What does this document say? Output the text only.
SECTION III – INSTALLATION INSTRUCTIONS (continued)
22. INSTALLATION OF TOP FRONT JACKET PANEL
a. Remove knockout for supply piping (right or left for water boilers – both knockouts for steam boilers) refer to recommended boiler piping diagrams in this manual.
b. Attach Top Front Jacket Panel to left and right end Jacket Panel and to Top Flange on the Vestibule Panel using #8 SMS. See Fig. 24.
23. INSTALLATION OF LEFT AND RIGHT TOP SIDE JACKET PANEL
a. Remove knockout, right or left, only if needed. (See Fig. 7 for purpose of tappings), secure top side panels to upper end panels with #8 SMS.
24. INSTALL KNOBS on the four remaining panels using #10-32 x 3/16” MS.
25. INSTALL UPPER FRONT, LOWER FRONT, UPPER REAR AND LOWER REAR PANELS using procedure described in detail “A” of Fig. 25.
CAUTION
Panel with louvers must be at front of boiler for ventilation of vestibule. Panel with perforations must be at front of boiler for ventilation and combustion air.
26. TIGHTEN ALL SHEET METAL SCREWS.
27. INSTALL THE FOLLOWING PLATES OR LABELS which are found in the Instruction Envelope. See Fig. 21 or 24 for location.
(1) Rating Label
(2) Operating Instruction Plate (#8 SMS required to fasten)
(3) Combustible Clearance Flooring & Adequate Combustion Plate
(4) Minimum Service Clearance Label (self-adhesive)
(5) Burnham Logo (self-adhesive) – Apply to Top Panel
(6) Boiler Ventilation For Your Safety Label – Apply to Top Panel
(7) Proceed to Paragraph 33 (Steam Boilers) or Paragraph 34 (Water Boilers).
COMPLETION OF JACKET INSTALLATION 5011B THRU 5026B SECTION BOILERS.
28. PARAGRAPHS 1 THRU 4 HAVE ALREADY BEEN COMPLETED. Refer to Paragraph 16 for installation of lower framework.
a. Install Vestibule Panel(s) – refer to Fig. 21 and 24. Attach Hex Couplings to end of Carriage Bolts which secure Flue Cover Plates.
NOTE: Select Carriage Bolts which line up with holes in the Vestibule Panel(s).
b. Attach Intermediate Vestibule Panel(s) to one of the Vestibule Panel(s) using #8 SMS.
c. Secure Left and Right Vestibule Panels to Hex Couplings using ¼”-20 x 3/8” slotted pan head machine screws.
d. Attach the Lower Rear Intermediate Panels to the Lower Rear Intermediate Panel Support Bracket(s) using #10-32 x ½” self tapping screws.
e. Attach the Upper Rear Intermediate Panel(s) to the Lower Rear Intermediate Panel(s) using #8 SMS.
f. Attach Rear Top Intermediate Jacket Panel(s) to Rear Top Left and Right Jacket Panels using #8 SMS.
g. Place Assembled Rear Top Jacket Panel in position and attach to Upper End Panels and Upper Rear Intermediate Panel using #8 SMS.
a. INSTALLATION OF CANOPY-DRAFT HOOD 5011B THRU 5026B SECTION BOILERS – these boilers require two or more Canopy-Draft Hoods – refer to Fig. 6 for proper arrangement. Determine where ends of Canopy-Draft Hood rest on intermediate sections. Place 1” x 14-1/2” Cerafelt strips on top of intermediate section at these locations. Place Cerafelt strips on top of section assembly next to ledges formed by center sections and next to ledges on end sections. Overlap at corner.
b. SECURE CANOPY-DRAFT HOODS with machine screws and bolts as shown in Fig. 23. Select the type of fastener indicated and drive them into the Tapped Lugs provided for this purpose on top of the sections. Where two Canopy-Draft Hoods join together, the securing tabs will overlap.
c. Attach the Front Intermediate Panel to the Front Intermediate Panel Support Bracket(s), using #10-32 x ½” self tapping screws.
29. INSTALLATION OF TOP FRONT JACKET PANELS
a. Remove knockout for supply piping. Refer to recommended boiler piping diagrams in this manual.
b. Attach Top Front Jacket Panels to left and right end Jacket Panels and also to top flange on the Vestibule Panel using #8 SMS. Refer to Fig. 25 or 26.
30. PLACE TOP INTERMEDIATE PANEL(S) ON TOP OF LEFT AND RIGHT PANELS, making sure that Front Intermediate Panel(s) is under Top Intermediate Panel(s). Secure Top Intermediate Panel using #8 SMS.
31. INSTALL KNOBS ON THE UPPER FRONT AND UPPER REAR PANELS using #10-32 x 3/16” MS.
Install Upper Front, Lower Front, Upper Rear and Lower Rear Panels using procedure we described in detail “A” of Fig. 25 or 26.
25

WORK INSTRUCTIONS. Each line that holds the word "sections" is to be copied.

REPLY TO THE EXERCISE.
a. INSTALLATION OF CANOPY-DRAFT HOOD 5011B THRU 5026B SECTION BOILERS – these boilers require two or more Canopy-Draft Hoods – refer to Fig. 6 for proper arrangement. Determine where ends of Canopy-Draft Hood rest on intermediate sections. Place 1” x 14-1/2” Cerafelt strips on top of intermediate section at these locations. Place Cerafelt strips on top of section assembly next to ledges formed by center sections and next to ledges on end sections. Overlap at corner.
b. SECURE CANOPY-DRAFT HOODS with machine screws and bolts as shown in Fig. 23. Select the type of fastener indicated and drive them into the Tapped Lugs provided for this purpose on top of the sections. Where two Canopy-Draft Hoods join together, the securing tabs will overlap.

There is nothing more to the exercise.